◆ **Stored entries**
##########

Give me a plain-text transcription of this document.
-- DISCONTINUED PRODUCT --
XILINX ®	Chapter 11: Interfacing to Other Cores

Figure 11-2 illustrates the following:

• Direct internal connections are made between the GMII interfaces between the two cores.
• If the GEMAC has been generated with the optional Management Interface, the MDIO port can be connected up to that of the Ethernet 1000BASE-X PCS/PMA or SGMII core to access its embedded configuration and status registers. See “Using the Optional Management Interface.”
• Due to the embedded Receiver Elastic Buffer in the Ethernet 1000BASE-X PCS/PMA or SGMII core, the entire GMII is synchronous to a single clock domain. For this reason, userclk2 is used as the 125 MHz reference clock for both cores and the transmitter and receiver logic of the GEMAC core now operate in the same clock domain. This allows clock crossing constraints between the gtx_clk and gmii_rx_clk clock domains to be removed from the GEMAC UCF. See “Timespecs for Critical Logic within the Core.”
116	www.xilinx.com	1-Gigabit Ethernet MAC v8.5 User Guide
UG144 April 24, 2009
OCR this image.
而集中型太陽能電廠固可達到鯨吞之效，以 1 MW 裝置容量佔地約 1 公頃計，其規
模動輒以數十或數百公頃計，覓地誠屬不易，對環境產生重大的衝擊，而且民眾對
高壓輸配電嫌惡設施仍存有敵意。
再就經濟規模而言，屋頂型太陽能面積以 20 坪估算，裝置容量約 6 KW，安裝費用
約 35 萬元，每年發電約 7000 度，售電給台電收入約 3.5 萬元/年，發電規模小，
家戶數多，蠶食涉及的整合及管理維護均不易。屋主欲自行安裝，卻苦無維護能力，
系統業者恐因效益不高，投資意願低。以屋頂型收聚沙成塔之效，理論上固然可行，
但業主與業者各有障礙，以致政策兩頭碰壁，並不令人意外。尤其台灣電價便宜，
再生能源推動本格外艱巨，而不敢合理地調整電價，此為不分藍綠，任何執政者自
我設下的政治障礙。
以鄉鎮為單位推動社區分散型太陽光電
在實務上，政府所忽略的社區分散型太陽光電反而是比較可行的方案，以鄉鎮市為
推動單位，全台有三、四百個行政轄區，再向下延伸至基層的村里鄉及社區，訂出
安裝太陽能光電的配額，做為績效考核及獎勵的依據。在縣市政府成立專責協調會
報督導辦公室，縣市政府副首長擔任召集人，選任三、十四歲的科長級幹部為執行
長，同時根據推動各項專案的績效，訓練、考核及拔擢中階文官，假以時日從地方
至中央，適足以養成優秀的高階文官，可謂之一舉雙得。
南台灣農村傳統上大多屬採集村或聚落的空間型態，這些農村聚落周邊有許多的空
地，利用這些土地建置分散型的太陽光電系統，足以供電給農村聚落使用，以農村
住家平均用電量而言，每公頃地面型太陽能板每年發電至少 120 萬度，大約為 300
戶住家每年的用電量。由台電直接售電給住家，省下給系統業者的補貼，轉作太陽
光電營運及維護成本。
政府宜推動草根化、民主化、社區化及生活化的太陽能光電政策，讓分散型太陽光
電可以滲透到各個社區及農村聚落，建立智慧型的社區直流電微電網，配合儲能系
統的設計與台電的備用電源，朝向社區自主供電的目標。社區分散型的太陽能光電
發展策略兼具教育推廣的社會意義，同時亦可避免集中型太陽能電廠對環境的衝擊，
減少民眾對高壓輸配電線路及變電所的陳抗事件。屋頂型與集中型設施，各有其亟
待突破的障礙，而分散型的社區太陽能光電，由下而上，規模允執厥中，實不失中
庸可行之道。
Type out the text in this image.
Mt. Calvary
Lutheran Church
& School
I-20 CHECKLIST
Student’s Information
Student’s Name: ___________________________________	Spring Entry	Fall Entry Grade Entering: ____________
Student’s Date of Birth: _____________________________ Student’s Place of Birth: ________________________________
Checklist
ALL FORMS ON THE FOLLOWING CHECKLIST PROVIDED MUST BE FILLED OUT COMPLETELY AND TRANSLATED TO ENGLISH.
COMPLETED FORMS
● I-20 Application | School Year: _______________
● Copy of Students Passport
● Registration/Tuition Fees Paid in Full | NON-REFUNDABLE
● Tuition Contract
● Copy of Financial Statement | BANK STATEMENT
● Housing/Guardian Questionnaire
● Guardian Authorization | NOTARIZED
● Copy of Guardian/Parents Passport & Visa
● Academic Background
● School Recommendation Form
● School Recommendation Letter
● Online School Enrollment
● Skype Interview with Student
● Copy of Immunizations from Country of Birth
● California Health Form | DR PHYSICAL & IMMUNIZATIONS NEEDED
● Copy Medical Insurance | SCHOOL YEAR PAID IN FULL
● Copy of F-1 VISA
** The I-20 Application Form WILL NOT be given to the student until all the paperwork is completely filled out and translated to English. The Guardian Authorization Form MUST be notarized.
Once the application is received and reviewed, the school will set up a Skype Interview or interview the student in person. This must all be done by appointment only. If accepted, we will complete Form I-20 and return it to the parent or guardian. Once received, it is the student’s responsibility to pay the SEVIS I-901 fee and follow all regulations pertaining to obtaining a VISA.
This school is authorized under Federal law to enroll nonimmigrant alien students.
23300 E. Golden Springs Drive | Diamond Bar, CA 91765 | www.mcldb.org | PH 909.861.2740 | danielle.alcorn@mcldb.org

##########

◆ **WHAT IS BEING ASKED**
Every record shown above must be echoed exactly.

◆ **EXERCISE SOLUTION**
Give me a plain-text transcription of this document.
-- DISCONTINUED PRODUCT --
XILINX ®	Chapter 11: Interfacing to Other Cores

Figure 11-2 illustrates the following:

• Direct internal connections are made between the GMII interfaces between the two cores.
• If the GEMAC has been generated with the optional Management Interface, the MDIO port can be connected up to that of the Ethernet 1000BASE-X PCS/PMA or SGMII core to access its embedded configuration and status registers. See “Using the Optional Management Interface.”
• Due to the embedded Receiver Elastic Buffer in the Ethernet 1000BASE-X PCS/PMA or SGMII core, the entire GMII is synchronous to a single clock domain. For this reason, userclk2 is used as the 125 MHz reference clock for both cores and the transmitter and receiver logic of the GEMAC core now operate in the same clock domain. This allows clock crossing constraints between the gtx_clk and gmii_rx_clk clock domains to be removed from the GEMAC UCF. See “Timespecs for Critical Logic within the Core.”
116	www.xilinx.com	1-Gigabit Ethernet MAC v8.5 User Guide
UG144 April 24, 2009
OCR this image.
而集中型太陽能電廠固可達到鯨吞之效，以 1 MW 裝置容量佔地約 1 公頃計，其規
模動輒以數十或數百公頃計，覓地誠屬不易，對環境產生重大的衝擊，而且民眾對
高壓輸配電嫌惡設施仍存有敵意。
再就經濟規模而言，屋頂型太陽能面積以 20 坪估算，裝置容量約 6 KW，安裝費用
約 35 萬元，每年發電約 7000 度，售電給台電收入約 3.5 萬元/年，發電規模小，
家戶數多，蠶食涉及的整合及管理維護均不易。屋主欲自行安裝，卻苦無維護能力，
系統業者恐因效益不高，投資意願低。以屋頂型收聚沙成塔之效，理論上固然可行，
但業主與業者各有障礙，以致政策兩頭碰壁，並不令人意外。尤其台灣電價便宜，
再生能源推動本格外艱巨，而不敢合理地調整電價，此為不分藍綠，任何執政者自
我設下的政治障礙。
以鄉鎮為單位推動社區分散型太陽光電
在實務上，政府所忽略的社區分散型太陽光電反而是比較可行的方案，以鄉鎮市為
推動單位，全台有三、四百個行政轄區，再向下延伸至基層的村里鄉及社區，訂出
安裝太陽能光電的配額，做為績效考核及獎勵的依據。在縣市政府成立專責協調會
報督導辦公室，縣市政府副首長擔任召集人，選任三、十四歲的科長級幹部為執行
長，同時根據推動各項專案的績效，訓練、考核及拔擢中階文官，假以時日從地方
至中央，適足以養成優秀的高階文官，可謂之一舉雙得。
南台灣農村傳統上大多屬採集村或聚落的空間型態，這些農村聚落周邊有許多的空
地，利用這些土地建置分散型的太陽光電系統，足以供電給農村聚落使用，以農村
住家平均用電量而言，每公頃地面型太陽能板每年發電至少 120 萬度，大約為 300
戶住家每年的用電量。由台電直接售電給住家，省下給系統業者的補貼，轉作太陽
光電營運及維護成本。
政府宜推動草根化、民主化、社區化及生活化的太陽能光電政策，讓分散型太陽光
電可以滲透到各個社區及農村聚落，建立智慧型的社區直流電微電網，配合儲能系
統的設計與台電的備用電源，朝向社區自主供電的目標。社區分散型的太陽能光電
發展策略兼具教育推廣的社會意義，同時亦可避免集中型太陽能電廠對環境的衝擊，
減少民眾對高壓輸配電線路及變電所的陳抗事件。屋頂型與集中型設施，各有其亟
待突破的障礙，而分散型的社區太陽能光電，由下而上，規模允執厥中，實不失中
庸可行之道。
Type out the text in this image.
Mt. Calvary
Lutheran Church
& School
I-20 CHECKLIST
Student’s Information
Student’s Name: ___________________________________	Spring Entry	Fall Entry Grade Entering: ____________
Student’s Date of Birth: _____________________________ Student’s Place of Birth: ________________________________
Checklist
ALL FORMS ON THE FOLLOWING CHECKLIST PROVIDED MUST BE FILLED OUT COMPLETELY AND TRANSLATED TO ENGLISH.
COMPLETED FORMS
● I-20 Application | School Year: _______________
● Copy of Students Passport
● Registration/Tuition Fees Paid in Full | NON-REFUNDABLE
● Tuition Contract
● Copy of Financial Statement | BANK STATEMENT
● Housing/Guardian Questionnaire
● Guardian Authorization | NOTARIZED
● Copy of Guardian/Parents Passport & Visa
● Academic Background
● School Recommendation Form
● School Recommendation Letter
● Online School Enrollment
● Skype Interview with Student
● Copy of Immunizations from Country of Birth
● California Health Form | DR PHYSICAL & IMMUNIZATIONS NEEDED
● Copy Medical Insurance | SCHOOL YEAR PAID IN FULL
● Copy of F-1 VISA
** The I-20 Application Form WILL NOT be given to the student until all the paperwork is completely filled out and translated to English. The Guardian Authorization Form MUST be notarized.
Once the application is received and reviewed, the school will set up a Skype Interview or interview the student in person. This must all be done by appointment only. If accepted, we will complete Form I-20 and return it to the parent or guardian. Once received, it is the student’s responsibility to pay the SEVIS I-901 fee and follow all regulations pertaining to obtaining a VISA.
This school is authorized under Federal law to enroll nonimmigrant alien students.
23300 E. Golden Springs Drive | Diamond Bar, CA 91765 | www.mcldb.org | PH 909.861.2740 | danielle.alcorn@mcldb.org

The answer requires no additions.